AIM OF THE EXERCISE
Take the records underneath and set them down exactly.

Data entries for graphics:
=-=-=

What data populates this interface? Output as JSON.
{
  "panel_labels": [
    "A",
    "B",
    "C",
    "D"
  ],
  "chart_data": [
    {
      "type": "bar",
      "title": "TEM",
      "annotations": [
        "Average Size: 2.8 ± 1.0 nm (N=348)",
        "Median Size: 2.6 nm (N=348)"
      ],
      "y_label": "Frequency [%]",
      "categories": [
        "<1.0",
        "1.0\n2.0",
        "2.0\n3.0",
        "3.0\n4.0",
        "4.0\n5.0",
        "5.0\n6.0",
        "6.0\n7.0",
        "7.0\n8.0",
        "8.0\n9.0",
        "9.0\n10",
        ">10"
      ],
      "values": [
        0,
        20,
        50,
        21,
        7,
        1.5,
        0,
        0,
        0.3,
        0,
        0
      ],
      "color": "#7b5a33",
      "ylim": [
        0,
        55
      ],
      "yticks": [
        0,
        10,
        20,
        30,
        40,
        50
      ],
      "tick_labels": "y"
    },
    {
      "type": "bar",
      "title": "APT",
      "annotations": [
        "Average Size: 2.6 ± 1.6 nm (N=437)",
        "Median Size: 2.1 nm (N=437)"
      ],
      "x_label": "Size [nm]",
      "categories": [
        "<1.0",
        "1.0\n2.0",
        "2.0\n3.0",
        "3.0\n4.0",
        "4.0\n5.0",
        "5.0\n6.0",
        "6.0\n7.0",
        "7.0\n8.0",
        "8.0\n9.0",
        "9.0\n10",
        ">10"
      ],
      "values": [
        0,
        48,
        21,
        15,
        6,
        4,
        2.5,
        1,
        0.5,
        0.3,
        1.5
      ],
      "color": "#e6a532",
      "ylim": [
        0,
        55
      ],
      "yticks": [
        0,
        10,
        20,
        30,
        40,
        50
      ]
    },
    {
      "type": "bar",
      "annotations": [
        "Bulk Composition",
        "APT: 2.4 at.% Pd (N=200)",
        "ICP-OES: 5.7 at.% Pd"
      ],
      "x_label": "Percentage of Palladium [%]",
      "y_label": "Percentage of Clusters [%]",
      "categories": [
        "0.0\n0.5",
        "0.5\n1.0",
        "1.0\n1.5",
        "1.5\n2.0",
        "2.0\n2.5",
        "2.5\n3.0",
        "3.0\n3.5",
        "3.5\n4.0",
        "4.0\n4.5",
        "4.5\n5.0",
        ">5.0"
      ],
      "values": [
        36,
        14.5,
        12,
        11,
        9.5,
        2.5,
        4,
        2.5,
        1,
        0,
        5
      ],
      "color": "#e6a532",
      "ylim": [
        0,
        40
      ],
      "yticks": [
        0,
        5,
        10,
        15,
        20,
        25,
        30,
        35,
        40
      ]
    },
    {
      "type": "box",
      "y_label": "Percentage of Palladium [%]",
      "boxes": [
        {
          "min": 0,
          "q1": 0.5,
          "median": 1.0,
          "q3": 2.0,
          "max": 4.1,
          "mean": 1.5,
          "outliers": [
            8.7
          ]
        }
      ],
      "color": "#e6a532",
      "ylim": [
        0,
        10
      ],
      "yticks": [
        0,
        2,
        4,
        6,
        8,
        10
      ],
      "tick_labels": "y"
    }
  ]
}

=-=-=

RESPONSE TO THE TASK
What data populates this interface? Output as JSON.
{
  "panel_labels": [
    "A",
    "B",
    "C",
    "D"
  ],
  "chart_data": [
    {
      "type": "bar",
      "title": "TEM",
      "annotations": [
        "Average Size: 2.8 ± 1.0 nm (N=348)",
        "Median Size: 2.6 nm (N=348)"
      ],
      "y_label": "Frequency [%]",
      "categories": [
        "<1.0",
        "1.0\n2.0",
        "2.0\n3.0",
        "3.0\n4.0",
        "4.0\n5.0",
        "5.0\n6.0",
        "6.0\n7.0",
        "7.0\n8.0",
        "8.0\n9.0",
        "9.0\n10",
        ">10"
      ],
      "values": [
        0,
        20,
        50,
        21,
        7,
        1.5,
        0,
        0,
        0.3,
        0,
        0
      ],
      "color": "#7b5a33",
      "ylim": [
        0,
        55
      ],
      "yticks": [
        0,
        10,
        20,
        30,
        40,
        50
      ],
      "tick_labels": "y"
    },
    {
      "type": "bar",
      "title": "APT",
      "annotations": [
        "Average Size: 2.6 ± 1.6 nm (N=437)",
        "Median Size: 2.1 nm (N=437)"
      ],
      "x_label": "Size [nm]",
      "categories": [
        "<1.0",
        "1.0\n2.0",
        "2.0\n3.0",
        "3.0\n4.0",
        "4.0\n5.0",
        "5.0\n6.0",
        "6.0\n7.0",
        "7.0\n8.0",
        "8.0\n9.0",
        "9.0\n10",
        ">10"
      ],
      "values": [
        0,
        48,
        21,
        15,
        6,
        4,
        2.5,
        1,
        0.5,
        0.3,
        1.5
      ],
      "color": "#e6a532",
      "ylim": [
        0,
        55
      ],
      "yticks": [
        0,
        10,
        20,
        30,
        40,
        50
      ]
    },
    {
      "type": "bar",
      "annotations": [
        "Bulk Composition",
        "APT: 2.4 at.% Pd (N=200)",
        "ICP-OES: 5.7 at.% Pd"
      ],
      "x_label": "Percentage of Palladium [%]",
      "y_label": "Percentage of Clusters [%]",
      "categories": [
        "0.0\n0.5",
        "0.5\n1.0",
        "1.0\n1.5",
        "1.5\n2.0",
        "2.0\n2.5",
        "2.5\n3.0",
        "3.0\n3.5",
        "3.5\n4.0",
        "4.0\n4.5",
        "4.5\n5.0",
        ">5.0"
      ],
      "values": [
        36,
        14.5,
        12,
        11,
        9.5,
        2.5,
        4,
        2.5,
        1,
        0,
        5
      ],
      "color": "#e6a532",
      "ylim": [
        0,
        40
      ],
      "yticks": [
        0,
        5,
        10,
        15,
        20,
        25,
        30,
        35,
        40
      ]
    },
    {
      "type": "box",
      "y_label": "Percentage of Palladium [%]",
      "boxes": [
        {
          "min": 0,
          "q1": 0.5,
          "median": 1.0,
          "q3": 2.0,
          "max": 4.1,
          "mean": 1.5,
          "outliers": [
            8.7
          ]
        }
      ],
      "color": "#e6a532",
      "ylim": [
        0,
        10
      ],
      "yticks": [
        0,
        2,
        4,
        6,
        8,
        10
      ],
      "tick_labels": "y"
    }
  ]
}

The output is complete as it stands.